WHAT THIS TASK INVOLVES: Please print every record below exactly as it appears.

TASK INPUTS:
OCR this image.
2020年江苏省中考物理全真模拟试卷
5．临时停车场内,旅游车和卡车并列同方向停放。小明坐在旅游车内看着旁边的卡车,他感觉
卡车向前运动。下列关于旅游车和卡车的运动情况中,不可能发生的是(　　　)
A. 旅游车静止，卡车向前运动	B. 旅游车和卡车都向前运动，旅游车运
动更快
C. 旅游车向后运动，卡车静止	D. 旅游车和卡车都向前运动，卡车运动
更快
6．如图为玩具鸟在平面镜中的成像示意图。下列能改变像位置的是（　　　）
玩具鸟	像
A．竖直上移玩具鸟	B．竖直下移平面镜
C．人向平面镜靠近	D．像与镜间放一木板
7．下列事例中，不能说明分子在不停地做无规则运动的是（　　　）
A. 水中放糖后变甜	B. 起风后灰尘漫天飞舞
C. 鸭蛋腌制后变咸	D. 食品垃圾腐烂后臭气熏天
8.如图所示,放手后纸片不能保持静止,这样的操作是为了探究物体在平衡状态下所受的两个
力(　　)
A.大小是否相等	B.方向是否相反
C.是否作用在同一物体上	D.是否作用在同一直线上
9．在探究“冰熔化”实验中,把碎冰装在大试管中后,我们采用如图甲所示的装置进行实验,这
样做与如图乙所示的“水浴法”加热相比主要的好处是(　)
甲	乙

EXERCISE RESULT:
OCR this image.
2020年江苏省中考物理全真模拟试卷
5．临时停车场内,旅游车和卡车并列同方向停放。小明坐在旅游车内看着旁边的卡车,他感觉
卡车向前运动。下列关于旅游车和卡车的运动情况中,不可能发生的是(　　　)
A. 旅游车静止，卡车向前运动	B. 旅游车和卡车都向前运动，旅游车运
动更快
C. 旅游车向后运动，卡车静止	D. 旅游车和卡车都向前运动，卡车运动
更快
6．如图为玩具鸟在平面镜中的成像示意图。下列能改变像位置的是（　　　）
玩具鸟	像
A．竖直上移玩具鸟	B．竖直下移平面镜
C．人向平面镜靠近	D．像与镜间放一木板
7．下列事例中，不能说明分子在不停地做无规则运动的是（　　　）
A. 水中放糖后变甜	B. 起风后灰尘漫天飞舞
C. 鸭蛋腌制后变咸	D. 食品垃圾腐烂后臭气熏天
8.如图所示,放手后纸片不能保持静止,这样的操作是为了探究物体在平衡状态下所受的两个
力(　　)
A.大小是否相等	B.方向是否相反
C.是否作用在同一物体上	D.是否作用在同一直线上
9．在探究“冰熔化”实验中,把碎冰装在大试管中后,我们采用如图甲所示的装置进行实验,这
样做与如图乙所示的“水浴法”加热相比主要的好处是(　)
甲	乙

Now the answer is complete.